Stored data
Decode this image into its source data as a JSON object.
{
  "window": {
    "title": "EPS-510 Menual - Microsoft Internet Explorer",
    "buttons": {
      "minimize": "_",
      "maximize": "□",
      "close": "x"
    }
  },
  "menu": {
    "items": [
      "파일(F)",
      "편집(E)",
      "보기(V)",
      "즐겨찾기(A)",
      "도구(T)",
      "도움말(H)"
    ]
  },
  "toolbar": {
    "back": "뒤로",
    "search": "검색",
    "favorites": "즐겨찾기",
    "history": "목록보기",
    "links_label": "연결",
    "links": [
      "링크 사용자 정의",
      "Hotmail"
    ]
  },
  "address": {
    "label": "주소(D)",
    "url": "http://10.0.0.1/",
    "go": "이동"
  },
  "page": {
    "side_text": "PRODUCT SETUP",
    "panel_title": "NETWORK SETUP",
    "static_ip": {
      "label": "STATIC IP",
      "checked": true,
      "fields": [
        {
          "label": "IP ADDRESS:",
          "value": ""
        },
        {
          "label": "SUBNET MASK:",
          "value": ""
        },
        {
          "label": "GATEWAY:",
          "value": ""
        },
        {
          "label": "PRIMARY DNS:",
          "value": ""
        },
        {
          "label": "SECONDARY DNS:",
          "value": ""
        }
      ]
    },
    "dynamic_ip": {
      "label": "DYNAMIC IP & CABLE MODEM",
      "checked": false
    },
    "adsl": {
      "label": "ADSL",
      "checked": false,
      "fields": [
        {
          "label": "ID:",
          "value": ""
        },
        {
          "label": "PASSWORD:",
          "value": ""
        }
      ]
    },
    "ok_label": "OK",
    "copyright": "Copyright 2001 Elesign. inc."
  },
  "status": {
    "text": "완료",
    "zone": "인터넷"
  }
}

▶ [Stated goal]
Repeat each of the entries above precisely as given.

▶ [Solved problem]
Decode this image into its source data as a JSON object.
{
  "window": {
    "title": "EPS-510 Menual - Microsoft Internet Explorer",
    "buttons": {
      "minimize": "_",
      "maximize": "□",
      "close": "x"
    }
  },
  "menu": {
    "items": [
      "파일(F)",
      "편집(E)",
      "보기(V)",
      "즐겨찾기(A)",
      "도구(T)",
      "도움말(H)"
    ]
  },
  "toolbar": {
    "back": "뒤로",
    "search": "검색",
    "favorites": "즐겨찾기",
    "history": "목록보기",
    "links_label": "연결",
    "links": [
      "링크 사용자 정의",
      "Hotmail"
    ]
  },
  "address": {
    "label": "주소(D)",
    "url": "http://10.0.0.1/",
    "go": "이동"
  },
  "page": {
    "side_text": "PRODUCT SETUP",
    "panel_title": "NETWORK SETUP",
    "static_ip": {
      "label": "STATIC IP",
      "checked": true,
      "fields": [
        {
          "label": "IP ADDRESS:",
          "value": ""
        },
        {
          "label": "SUBNET MASK:",
          "value": ""
        },
        {
          "label": "GATEWAY:",
          "value": ""
        },
        {
          "label": "PRIMARY DNS:",
          "value": ""
        },
        {
          "label": "SECONDARY DNS:",
          "value": ""
        }
      ]
    },
    "dynamic_ip": {
      "label": "DYNAMIC IP & CABLE MODEM",
      "checked": false
    },
    "adsl": {
      "label": "ADSL",
      "checked": false,
      "fields": [
        {
          "label": "ID:",
          "value": ""
        },
        {
          "label": "PASSWORD:",
          "value": ""
        }
      ]
    },
    "ok_label": "OK",
    "copyright": "Copyright 2001 Elesign. inc."
  },
  "status": {
    "text": "완료",
    "zone": "인터넷"
  }
}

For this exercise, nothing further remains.